» RECORDS SHOWN
***
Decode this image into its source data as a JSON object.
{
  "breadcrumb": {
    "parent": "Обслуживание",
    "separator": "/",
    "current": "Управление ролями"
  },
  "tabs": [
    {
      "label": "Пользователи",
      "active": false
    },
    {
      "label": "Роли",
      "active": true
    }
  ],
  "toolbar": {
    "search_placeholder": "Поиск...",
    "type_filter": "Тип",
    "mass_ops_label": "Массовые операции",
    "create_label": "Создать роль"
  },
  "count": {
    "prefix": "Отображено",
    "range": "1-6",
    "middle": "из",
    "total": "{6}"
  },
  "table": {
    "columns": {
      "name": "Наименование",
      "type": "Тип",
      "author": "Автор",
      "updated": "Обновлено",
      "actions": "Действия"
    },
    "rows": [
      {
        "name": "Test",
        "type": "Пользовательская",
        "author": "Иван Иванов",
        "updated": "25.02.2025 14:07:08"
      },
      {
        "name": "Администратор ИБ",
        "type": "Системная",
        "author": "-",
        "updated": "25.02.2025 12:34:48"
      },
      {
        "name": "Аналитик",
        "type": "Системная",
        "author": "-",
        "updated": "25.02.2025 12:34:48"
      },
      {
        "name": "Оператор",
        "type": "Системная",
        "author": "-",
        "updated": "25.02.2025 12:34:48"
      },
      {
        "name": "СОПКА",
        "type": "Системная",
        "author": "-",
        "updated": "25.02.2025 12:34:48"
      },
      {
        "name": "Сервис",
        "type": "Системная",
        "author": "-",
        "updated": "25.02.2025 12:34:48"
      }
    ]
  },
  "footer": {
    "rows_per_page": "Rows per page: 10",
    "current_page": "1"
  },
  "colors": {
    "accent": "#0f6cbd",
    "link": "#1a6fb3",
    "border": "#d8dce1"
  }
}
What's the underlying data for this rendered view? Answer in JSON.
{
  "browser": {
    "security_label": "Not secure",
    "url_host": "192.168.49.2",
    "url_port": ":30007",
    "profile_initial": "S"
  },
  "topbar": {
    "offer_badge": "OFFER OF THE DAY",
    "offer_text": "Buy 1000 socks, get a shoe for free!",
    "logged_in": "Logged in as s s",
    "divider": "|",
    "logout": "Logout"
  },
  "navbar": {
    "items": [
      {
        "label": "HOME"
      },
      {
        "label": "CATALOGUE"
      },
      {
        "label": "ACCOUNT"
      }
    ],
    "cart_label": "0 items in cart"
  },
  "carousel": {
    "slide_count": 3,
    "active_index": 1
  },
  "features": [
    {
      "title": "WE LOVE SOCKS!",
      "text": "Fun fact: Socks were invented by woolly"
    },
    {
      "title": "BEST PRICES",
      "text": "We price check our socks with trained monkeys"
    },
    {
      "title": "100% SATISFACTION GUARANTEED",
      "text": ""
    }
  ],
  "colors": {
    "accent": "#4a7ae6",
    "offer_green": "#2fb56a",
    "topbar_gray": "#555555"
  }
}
***
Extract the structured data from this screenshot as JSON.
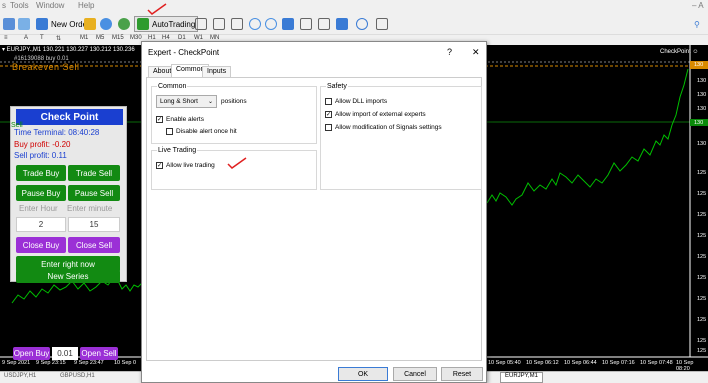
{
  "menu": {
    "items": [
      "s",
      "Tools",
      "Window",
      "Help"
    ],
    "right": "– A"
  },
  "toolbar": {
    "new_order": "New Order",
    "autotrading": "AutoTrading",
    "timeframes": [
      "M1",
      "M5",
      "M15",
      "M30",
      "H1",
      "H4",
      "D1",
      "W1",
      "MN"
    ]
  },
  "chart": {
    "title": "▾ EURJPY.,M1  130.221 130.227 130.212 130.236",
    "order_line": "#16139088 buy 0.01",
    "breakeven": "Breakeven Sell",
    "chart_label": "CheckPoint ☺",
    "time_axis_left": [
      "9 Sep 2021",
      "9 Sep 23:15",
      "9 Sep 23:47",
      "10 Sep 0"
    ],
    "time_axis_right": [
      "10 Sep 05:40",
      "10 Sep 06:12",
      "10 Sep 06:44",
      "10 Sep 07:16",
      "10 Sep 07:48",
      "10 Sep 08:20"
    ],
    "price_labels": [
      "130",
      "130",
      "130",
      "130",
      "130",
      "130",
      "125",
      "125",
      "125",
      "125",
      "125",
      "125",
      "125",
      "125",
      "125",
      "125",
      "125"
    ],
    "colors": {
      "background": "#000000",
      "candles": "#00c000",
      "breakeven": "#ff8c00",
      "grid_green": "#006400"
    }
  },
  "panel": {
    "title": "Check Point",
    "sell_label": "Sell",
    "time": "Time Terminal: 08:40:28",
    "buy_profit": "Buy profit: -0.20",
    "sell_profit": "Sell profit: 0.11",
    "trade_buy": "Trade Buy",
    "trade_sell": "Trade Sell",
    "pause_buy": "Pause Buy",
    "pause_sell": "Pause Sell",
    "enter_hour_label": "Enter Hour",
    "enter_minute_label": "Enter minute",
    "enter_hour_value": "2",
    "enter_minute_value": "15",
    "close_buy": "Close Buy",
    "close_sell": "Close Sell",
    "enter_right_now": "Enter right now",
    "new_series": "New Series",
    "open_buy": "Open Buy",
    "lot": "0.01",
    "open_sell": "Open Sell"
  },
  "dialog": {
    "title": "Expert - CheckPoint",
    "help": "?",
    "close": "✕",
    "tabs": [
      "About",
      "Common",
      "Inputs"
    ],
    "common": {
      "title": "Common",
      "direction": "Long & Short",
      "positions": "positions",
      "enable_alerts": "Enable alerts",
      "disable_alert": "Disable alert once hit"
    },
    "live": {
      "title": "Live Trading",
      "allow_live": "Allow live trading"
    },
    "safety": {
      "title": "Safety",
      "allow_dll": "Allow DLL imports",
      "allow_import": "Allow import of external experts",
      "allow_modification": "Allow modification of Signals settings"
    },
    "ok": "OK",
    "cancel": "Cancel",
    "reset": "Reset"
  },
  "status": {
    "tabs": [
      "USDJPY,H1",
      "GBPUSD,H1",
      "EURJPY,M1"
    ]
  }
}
***
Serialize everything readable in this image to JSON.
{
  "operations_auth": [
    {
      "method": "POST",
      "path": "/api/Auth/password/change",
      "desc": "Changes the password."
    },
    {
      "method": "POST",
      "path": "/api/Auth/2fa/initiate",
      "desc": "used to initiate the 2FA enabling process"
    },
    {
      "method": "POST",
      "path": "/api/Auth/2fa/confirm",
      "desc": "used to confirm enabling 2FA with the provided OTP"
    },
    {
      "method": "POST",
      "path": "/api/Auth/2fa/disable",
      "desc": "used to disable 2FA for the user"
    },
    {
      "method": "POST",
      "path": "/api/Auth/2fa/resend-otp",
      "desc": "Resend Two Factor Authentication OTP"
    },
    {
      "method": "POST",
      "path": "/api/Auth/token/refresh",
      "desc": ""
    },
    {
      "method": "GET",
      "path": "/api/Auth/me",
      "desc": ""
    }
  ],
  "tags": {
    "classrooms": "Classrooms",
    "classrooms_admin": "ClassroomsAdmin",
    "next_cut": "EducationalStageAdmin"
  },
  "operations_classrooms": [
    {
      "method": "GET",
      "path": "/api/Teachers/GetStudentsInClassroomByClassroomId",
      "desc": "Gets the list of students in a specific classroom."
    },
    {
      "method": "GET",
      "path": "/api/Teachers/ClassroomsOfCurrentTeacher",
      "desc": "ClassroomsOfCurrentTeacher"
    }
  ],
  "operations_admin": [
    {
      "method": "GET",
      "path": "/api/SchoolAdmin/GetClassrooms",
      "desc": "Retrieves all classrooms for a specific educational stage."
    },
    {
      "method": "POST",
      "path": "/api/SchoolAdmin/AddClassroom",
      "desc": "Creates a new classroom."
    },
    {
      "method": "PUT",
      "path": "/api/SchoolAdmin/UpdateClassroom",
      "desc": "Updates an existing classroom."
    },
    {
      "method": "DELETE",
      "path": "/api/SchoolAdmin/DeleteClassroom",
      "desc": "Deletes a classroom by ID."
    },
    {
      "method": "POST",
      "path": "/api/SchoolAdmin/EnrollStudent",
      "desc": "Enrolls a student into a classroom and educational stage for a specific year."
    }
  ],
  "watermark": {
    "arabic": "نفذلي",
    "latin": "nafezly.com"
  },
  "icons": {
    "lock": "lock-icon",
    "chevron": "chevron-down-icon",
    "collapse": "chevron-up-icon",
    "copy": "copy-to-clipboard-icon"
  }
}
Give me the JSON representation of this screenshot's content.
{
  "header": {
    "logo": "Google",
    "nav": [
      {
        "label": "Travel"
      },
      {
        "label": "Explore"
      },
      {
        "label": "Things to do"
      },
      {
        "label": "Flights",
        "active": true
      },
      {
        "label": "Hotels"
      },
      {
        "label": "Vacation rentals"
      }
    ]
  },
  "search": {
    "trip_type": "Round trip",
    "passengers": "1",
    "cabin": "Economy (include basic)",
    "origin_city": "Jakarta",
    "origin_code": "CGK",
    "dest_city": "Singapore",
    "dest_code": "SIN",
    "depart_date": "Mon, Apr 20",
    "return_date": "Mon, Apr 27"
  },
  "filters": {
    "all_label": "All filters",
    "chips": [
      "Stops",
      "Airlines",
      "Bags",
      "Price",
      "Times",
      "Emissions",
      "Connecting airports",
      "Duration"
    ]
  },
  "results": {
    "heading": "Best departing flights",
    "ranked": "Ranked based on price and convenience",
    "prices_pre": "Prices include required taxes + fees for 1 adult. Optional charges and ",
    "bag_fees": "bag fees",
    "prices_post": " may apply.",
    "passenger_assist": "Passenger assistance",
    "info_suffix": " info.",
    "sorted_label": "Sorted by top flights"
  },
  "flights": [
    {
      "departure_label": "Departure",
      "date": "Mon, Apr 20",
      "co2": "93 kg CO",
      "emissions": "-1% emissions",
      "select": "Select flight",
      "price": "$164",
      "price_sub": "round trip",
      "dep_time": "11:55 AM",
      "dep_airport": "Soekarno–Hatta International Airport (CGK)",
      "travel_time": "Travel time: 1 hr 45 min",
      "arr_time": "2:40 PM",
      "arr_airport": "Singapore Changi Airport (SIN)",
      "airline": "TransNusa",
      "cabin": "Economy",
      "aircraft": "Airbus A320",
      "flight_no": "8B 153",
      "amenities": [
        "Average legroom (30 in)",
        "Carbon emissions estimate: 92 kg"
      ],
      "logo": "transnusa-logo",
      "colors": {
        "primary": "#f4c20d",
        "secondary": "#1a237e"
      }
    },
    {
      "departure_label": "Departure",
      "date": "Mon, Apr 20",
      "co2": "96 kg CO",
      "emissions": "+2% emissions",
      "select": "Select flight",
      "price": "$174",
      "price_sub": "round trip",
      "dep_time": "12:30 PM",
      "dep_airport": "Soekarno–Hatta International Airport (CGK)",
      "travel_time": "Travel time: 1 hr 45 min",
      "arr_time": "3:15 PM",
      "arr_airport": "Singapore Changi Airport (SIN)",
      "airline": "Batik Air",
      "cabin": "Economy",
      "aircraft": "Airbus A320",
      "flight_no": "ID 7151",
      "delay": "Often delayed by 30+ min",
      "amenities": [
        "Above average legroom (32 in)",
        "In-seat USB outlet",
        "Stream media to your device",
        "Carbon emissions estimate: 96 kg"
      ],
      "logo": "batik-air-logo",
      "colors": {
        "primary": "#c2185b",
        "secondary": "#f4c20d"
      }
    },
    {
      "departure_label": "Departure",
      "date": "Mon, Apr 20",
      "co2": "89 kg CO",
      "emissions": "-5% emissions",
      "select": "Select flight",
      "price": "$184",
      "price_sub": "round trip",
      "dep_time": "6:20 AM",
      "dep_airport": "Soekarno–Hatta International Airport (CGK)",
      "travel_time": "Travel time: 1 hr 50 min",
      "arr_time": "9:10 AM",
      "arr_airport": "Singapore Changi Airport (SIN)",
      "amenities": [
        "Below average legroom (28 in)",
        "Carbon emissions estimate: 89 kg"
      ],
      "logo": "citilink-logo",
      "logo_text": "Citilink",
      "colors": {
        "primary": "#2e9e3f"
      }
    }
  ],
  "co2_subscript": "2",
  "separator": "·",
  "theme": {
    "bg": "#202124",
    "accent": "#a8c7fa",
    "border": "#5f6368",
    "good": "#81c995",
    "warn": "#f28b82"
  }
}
***
» EXERCISE INSTRUCTIONS
Your task is to list each line of the records with the word "JSON".

» PROBLEM SOLUTION
Decode this image into its source data as a JSON object.
What's the underlying data for this rendered view? Answer in JSON.
Extract the structured data from this screenshot as JSON.
Serialize everything readable in this image to JSON.
Give me the JSON representation of this screenshot's content.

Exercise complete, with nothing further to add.